Problem details: Going through the lines below, tally those that include "each", and give only the number.
___ Given information
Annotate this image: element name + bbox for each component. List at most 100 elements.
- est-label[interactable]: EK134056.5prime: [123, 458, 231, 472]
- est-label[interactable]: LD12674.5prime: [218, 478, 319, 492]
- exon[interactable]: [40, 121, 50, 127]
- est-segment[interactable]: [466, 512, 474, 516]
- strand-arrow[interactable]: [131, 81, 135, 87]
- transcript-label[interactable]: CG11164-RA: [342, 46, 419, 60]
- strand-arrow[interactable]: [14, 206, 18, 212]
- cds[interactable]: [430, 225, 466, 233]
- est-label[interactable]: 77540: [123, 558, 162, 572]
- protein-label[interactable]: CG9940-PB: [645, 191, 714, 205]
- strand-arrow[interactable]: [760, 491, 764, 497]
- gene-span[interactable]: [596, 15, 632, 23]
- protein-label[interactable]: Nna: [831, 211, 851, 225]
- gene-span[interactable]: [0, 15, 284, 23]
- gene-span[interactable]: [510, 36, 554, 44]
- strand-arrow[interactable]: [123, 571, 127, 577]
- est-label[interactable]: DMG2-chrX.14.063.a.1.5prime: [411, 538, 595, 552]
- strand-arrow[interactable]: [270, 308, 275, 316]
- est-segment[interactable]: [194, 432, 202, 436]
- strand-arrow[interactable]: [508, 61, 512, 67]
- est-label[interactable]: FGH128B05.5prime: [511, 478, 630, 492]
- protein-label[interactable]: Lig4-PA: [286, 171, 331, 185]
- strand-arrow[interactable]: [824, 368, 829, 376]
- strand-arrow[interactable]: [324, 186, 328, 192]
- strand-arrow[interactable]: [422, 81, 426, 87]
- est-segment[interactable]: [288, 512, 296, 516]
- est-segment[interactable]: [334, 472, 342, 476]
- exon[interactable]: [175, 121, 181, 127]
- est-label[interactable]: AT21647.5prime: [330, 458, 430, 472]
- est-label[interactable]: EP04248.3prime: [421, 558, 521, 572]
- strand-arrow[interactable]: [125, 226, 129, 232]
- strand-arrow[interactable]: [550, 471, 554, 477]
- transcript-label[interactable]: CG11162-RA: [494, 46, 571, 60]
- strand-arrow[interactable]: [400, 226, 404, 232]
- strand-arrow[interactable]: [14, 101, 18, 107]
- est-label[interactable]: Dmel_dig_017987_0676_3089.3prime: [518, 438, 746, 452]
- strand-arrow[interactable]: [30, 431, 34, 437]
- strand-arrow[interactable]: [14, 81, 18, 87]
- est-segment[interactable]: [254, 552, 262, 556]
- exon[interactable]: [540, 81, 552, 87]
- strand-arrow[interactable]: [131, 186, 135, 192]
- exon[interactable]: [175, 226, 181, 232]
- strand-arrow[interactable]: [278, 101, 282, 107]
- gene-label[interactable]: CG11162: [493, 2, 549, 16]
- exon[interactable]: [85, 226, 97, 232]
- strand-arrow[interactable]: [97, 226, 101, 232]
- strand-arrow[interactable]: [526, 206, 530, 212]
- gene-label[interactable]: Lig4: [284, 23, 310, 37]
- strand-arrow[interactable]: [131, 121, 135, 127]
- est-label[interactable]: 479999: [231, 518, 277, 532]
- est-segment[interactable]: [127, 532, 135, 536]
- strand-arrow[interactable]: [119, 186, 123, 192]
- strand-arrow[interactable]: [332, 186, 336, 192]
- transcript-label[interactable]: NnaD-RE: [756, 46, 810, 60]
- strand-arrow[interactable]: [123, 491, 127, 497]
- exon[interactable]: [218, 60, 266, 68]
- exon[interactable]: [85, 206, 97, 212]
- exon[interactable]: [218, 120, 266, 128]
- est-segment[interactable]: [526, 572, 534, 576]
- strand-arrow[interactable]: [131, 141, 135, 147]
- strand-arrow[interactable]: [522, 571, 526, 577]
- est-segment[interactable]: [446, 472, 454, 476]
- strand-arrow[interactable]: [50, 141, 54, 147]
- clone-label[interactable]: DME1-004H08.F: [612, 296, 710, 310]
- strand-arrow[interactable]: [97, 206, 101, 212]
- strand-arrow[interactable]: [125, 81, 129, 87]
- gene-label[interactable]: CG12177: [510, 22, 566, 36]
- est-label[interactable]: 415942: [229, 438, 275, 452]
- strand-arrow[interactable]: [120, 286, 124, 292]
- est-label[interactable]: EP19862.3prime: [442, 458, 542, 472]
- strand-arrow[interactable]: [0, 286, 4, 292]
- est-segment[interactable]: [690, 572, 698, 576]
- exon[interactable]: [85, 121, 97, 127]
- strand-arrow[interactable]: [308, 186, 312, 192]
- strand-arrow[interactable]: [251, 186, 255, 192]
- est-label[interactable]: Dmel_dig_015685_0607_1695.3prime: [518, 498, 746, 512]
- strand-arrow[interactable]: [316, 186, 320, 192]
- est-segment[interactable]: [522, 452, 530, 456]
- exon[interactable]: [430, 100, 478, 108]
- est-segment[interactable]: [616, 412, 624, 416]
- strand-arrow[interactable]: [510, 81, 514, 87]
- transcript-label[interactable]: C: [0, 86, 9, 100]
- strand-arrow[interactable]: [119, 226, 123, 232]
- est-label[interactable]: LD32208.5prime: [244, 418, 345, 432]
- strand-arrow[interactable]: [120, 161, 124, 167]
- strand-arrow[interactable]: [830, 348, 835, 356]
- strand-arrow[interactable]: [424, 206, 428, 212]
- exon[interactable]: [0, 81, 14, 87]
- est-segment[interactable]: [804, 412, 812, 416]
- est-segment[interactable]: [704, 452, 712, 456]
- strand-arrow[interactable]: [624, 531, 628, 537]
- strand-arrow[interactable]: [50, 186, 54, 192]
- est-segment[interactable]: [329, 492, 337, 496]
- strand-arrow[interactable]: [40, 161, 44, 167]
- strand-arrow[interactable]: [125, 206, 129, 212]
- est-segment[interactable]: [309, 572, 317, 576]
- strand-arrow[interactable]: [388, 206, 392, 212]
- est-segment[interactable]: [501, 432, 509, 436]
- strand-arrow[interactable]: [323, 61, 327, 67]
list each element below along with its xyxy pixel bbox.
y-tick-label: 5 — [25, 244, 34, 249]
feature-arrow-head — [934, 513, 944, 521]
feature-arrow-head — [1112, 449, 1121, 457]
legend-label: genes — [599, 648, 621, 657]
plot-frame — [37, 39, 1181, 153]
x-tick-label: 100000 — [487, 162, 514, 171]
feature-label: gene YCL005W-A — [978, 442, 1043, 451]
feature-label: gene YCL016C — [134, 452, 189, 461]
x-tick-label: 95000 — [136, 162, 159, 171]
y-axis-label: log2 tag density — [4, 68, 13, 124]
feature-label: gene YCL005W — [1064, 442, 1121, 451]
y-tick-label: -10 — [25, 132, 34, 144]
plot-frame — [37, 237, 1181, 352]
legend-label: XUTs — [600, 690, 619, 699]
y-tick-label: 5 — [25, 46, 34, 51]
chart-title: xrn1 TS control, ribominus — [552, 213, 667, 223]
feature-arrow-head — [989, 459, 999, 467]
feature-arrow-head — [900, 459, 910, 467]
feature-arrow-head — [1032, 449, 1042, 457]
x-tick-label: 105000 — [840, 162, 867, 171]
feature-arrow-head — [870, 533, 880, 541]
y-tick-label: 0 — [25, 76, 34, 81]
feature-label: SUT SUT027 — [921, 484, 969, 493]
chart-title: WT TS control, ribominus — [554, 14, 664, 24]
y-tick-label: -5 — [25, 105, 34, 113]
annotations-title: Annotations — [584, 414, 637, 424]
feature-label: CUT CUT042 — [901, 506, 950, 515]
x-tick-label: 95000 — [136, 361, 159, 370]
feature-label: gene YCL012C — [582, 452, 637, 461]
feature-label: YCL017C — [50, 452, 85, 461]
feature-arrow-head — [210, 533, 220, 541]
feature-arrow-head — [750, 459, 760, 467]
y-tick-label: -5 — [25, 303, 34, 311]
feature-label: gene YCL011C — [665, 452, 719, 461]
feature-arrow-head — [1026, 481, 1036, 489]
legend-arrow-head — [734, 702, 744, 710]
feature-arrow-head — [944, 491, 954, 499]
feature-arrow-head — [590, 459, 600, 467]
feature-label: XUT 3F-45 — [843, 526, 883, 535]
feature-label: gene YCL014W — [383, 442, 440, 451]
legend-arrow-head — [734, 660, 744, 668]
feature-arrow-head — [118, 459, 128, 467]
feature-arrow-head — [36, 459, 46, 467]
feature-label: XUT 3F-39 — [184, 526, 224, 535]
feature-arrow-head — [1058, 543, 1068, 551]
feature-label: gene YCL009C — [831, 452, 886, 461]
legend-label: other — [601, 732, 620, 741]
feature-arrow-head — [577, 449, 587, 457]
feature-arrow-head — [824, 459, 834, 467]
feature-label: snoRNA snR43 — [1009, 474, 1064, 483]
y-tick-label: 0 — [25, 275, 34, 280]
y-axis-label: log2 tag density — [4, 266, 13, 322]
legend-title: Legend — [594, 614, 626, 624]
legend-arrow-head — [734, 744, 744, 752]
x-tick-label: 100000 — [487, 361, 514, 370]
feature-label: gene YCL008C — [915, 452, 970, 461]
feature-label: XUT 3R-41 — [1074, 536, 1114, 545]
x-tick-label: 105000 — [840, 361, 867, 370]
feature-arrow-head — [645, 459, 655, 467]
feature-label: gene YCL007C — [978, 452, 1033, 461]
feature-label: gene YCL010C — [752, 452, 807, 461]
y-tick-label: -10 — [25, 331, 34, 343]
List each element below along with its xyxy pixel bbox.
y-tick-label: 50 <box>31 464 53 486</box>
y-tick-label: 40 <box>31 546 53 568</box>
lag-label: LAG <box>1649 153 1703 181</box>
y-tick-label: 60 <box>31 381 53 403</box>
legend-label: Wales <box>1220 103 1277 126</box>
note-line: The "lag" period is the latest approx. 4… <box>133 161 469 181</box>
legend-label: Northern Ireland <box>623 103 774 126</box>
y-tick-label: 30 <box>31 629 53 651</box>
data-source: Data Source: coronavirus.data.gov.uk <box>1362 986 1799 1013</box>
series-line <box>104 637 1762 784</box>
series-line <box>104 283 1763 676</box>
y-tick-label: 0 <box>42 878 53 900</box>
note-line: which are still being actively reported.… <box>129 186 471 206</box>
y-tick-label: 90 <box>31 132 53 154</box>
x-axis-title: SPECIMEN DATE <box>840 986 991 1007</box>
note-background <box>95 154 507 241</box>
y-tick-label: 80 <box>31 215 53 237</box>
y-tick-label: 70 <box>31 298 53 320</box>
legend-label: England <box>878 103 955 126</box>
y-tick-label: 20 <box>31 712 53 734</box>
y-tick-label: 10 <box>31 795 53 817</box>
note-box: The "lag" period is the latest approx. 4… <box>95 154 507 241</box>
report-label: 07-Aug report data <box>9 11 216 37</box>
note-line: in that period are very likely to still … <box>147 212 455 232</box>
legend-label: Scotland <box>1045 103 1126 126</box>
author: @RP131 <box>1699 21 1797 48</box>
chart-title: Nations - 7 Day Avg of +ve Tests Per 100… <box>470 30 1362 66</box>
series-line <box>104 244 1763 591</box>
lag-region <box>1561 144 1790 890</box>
______
Response to this task: 3